- GOAL: Below are some records. Say how many of their lines include the string "JSON", giving only the number.

######

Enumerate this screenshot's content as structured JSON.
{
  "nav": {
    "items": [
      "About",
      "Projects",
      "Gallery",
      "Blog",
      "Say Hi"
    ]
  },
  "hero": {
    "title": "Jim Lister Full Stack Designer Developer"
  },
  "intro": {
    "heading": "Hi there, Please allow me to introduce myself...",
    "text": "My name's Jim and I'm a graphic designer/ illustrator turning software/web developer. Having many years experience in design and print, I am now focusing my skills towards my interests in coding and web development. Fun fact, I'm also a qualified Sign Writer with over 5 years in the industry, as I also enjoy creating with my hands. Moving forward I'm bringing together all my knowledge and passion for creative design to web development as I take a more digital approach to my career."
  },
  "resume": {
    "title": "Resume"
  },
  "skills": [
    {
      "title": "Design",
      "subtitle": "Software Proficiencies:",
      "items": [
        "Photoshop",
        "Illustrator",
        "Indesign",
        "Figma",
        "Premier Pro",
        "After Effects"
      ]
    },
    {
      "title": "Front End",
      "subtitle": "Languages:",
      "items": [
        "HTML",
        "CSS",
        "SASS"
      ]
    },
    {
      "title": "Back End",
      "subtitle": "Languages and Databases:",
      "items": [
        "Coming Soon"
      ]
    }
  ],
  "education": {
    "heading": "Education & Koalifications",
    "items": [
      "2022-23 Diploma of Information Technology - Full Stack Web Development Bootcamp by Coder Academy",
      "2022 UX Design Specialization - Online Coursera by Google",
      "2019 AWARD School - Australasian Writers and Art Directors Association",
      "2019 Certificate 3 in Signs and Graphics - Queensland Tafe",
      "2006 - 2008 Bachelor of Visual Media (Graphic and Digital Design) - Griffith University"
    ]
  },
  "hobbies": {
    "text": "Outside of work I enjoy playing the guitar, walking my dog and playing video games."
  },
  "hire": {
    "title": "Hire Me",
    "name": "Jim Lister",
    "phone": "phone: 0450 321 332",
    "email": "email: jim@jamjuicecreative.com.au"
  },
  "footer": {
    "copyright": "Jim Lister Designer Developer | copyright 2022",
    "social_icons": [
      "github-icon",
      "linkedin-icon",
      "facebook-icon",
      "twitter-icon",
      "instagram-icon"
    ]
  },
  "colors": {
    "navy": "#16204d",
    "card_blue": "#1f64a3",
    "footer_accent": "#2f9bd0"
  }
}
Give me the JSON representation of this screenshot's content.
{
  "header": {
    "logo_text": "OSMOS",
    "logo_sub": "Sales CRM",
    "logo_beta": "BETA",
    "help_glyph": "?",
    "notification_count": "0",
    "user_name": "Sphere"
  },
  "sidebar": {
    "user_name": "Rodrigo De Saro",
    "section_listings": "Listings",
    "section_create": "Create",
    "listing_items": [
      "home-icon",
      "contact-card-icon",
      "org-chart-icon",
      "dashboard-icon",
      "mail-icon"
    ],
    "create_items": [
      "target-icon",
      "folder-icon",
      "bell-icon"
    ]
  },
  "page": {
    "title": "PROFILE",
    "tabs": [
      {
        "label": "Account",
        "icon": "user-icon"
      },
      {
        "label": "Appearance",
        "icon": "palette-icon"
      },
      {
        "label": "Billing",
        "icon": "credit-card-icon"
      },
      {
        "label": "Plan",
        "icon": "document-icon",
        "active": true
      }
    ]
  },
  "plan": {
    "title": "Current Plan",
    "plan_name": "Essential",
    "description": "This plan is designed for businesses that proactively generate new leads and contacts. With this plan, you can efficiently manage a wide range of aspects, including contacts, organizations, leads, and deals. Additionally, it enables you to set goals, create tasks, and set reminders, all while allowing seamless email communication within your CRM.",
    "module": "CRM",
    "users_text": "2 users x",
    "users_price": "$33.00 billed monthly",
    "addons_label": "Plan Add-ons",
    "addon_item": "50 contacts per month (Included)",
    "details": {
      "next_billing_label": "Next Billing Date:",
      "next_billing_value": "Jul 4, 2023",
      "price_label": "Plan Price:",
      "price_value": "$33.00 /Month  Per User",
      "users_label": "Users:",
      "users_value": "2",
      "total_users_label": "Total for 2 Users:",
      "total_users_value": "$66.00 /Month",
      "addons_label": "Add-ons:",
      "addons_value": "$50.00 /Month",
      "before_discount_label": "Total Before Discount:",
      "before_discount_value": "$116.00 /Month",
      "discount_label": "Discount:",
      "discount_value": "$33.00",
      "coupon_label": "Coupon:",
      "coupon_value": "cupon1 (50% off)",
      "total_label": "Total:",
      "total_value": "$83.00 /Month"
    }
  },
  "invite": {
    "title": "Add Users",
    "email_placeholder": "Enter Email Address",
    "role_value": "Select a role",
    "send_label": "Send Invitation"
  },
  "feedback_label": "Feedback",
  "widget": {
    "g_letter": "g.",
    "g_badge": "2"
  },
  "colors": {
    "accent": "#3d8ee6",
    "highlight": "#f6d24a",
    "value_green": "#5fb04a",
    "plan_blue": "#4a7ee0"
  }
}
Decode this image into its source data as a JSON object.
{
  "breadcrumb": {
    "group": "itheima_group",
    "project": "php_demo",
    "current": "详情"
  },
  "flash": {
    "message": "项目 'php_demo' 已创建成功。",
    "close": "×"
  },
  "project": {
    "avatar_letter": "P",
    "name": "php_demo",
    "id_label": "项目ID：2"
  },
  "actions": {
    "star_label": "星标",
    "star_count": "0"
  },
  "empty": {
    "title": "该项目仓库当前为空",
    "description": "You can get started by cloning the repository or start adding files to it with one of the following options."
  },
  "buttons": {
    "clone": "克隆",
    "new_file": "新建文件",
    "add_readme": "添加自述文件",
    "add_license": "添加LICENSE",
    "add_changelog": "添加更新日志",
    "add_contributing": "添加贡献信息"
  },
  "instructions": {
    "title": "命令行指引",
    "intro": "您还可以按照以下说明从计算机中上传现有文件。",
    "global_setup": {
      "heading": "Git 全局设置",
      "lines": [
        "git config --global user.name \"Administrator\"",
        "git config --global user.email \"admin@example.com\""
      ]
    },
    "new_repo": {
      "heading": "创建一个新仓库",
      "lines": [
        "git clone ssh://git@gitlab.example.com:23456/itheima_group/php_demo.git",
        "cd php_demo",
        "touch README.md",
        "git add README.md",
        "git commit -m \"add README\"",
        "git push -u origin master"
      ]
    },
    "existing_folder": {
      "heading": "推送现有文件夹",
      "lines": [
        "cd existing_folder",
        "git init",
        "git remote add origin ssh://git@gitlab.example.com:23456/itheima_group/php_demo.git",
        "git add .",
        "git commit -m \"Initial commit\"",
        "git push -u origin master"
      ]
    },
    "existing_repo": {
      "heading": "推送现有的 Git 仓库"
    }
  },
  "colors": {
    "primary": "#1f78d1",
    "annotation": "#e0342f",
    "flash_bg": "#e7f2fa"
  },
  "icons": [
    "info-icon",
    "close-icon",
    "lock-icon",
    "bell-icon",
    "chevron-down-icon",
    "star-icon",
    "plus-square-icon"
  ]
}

######

- OUTPUT FOR THIS TASK: 3